Study text>

== Segment start ==

General information
- Type: Paraglider
- National origin: Czech Republic
- Manufacturer: Mac Para Technology
- Designer: Peter Recek
- Status: In production (Pasha 5, 2016)

= Mac Pasha =

Czech paraglider

The Mac Pasha (from the Turkish title) is a Czech two-place paraglider that was designed by Peter Recek and is produced by Mac Para Technology of Rožnov pod Radhoštěm. It remained in production in 2016 as the Pasha 5.

==Design and development==
The Pasha was designed as a tandem glider for flight training. The design has progressed through five generations of models, the Pasha, Pasha 2, 3, 4 and 5, each improving on the last. With two sizes, the Pasha 5 models are each named for their approximate wing area in square metres.

==Variants==
- Pasha 2
Tandem glider. Its 15.08 m span wing has a wing area of 42.28 m2, 54 cells and the aspect ratio is 5.38:1. The pilot weight range is 145 to 225 kg. The glider model is DHV 1-2 certified.
- Pasha 5 39
Smaller-sized model for lighter-weight pilots. Its 14.54 m span wing has a wing area of 39.17 m2, 54 cells and the aspect ratio is 5.4:1. The pilot weight range is 110 to 190 kg and the glide ratio is 9.3:1. The glider model is LTF/EN-B certified.
- Pasha 5 42
Larger-sized model for heavier pilots. Its 15.15 m span wing has a wing area of 42.5 m2, 54 cells and the aspect ratio is 5.4:1. The pilot weight range is 130 to 225 kg and the glide ratio is 9.3:1. The glider model is LTF/EN-B certified.

== Segment end ==

What to produce> In the Mac Pasha text, what is the pilot weight range for the Pasha 5 39?

Dataset entries
== Segment start ==

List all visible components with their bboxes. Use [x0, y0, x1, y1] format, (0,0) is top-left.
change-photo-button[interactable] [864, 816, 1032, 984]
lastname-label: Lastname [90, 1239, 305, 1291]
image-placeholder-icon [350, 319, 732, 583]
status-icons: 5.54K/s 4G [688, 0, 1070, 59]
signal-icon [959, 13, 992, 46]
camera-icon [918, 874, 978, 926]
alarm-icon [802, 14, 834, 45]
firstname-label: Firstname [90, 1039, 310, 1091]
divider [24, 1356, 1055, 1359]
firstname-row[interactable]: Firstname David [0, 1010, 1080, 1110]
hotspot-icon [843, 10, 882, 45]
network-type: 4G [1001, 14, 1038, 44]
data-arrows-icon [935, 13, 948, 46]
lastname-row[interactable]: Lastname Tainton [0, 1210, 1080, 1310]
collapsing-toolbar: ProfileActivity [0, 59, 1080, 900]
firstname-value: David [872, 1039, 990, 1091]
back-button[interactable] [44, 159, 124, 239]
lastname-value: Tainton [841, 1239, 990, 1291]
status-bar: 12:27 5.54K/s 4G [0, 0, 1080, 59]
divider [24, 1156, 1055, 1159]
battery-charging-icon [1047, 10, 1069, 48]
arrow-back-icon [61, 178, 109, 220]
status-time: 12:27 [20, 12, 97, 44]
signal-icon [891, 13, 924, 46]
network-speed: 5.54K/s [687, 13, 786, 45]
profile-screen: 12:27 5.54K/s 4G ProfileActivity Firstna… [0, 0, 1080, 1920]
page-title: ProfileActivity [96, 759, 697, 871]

== Segment end ==

Exercise output> 110 to 190 kg